Stored data

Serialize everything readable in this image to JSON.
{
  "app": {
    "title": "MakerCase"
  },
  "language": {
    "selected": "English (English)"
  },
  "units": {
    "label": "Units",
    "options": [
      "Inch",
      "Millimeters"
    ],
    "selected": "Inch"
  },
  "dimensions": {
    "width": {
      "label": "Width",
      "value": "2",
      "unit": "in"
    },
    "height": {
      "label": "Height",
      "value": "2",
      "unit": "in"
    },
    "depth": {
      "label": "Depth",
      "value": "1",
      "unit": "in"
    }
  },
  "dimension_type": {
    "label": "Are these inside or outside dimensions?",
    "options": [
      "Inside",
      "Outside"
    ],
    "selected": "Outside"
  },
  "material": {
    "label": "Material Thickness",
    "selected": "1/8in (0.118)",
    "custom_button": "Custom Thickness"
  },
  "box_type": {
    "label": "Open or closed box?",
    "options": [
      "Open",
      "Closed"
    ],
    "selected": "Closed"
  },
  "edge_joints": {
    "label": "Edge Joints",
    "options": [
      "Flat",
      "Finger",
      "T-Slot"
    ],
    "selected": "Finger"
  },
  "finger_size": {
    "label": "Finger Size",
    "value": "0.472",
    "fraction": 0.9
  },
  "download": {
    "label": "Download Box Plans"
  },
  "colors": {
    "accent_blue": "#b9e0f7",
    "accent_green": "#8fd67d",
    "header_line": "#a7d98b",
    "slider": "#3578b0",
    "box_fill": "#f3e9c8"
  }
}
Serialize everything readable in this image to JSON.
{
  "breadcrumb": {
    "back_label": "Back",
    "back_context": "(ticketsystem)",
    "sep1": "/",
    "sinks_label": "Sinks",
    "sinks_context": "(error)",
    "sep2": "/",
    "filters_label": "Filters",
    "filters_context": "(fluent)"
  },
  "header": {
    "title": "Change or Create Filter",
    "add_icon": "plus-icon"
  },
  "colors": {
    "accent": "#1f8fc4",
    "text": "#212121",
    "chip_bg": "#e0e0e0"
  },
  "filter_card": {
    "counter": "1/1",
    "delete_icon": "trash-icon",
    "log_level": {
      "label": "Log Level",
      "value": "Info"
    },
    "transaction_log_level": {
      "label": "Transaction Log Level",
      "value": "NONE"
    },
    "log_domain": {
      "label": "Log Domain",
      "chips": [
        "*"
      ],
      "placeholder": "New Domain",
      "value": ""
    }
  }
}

- [Problem details]: Restate the whole listing exactly.

- [Solution to the exercise]:
Serialize everything readable in this image to JSON.
{
  "app": {
    "title": "MakerCase"
  },
  "language": {
    "selected": "English (English)"
  },
  "units": {
    "label": "Units",
    "options": [
      "Inch",
      "Millimeters"
    ],
    "selected": "Inch"
  },
  "dimensions": {
    "width": {
      "label": "Width",
      "value": "2",
      "unit": "in"
    },
    "height": {
      "label": "Height",
      "value": "2",
      "unit": "in"
    },
    "depth": {
      "label": "Depth",
      "value": "1",
      "unit": "in"
    }
  },
  "dimension_type": {
    "label": "Are these inside or outside dimensions?",
    "options": [
      "Inside",
      "Outside"
    ],
    "selected": "Outside"
  },
  "material": {
    "label": "Material Thickness",
    "selected": "1/8in (0.118)",
    "custom_button": "Custom Thickness"
  },
  "box_type": {
    "label": "Open or closed box?",
    "options": [
      "Open",
      "Closed"
    ],
    "selected": "Closed"
  },
  "edge_joints": {
    "label": "Edge Joints",
    "options": [
      "Flat",
      "Finger",
      "T-Slot"
    ],
    "selected": "Finger"
  },
  "finger_size": {
    "label": "Finger Size",
    "value": "0.472",
    "fraction": 0.9
  },
  "download": {
    "label": "Download Box Plans"
  },
  "colors": {
    "accent_blue": "#b9e0f7",
    "accent_green": "#8fd67d",
    "header_line": "#a7d98b",
    "slider": "#3578b0",
    "box_fill": "#f3e9c8"
  }
}
Serialize everything readable in this image to JSON.
{
  "breadcrumb": {
    "back_label": "Back",
    "back_context": "(ticketsystem)",
    "sep1": "/",
    "sinks_label": "Sinks",
    "sinks_context": "(error)",
    "sep2": "/",
    "filters_label": "Filters",
    "filters_context": "(fluent)"
  },
  "header": {
    "title": "Change or Create Filter",
    "add_icon": "plus-icon"
  },
  "colors": {
    "accent": "#1f8fc4",
    "text": "#212121",
    "chip_bg": "#e0e0e0"
  },
  "filter_card": {
    "counter": "1/1",
    "delete_icon": "trash-icon",
    "log_level": {
      "label": "Log Level",
      "value": "Info"
    },
    "transaction_log_level": {
      "label": "Transaction Log Level",
      "value": "NONE"
    },
    "log_domain": {
      "label": "Log Domain",
      "chips": [
        "*"
      ],
      "placeholder": "New Domain",
      "value": ""
    }
  }
}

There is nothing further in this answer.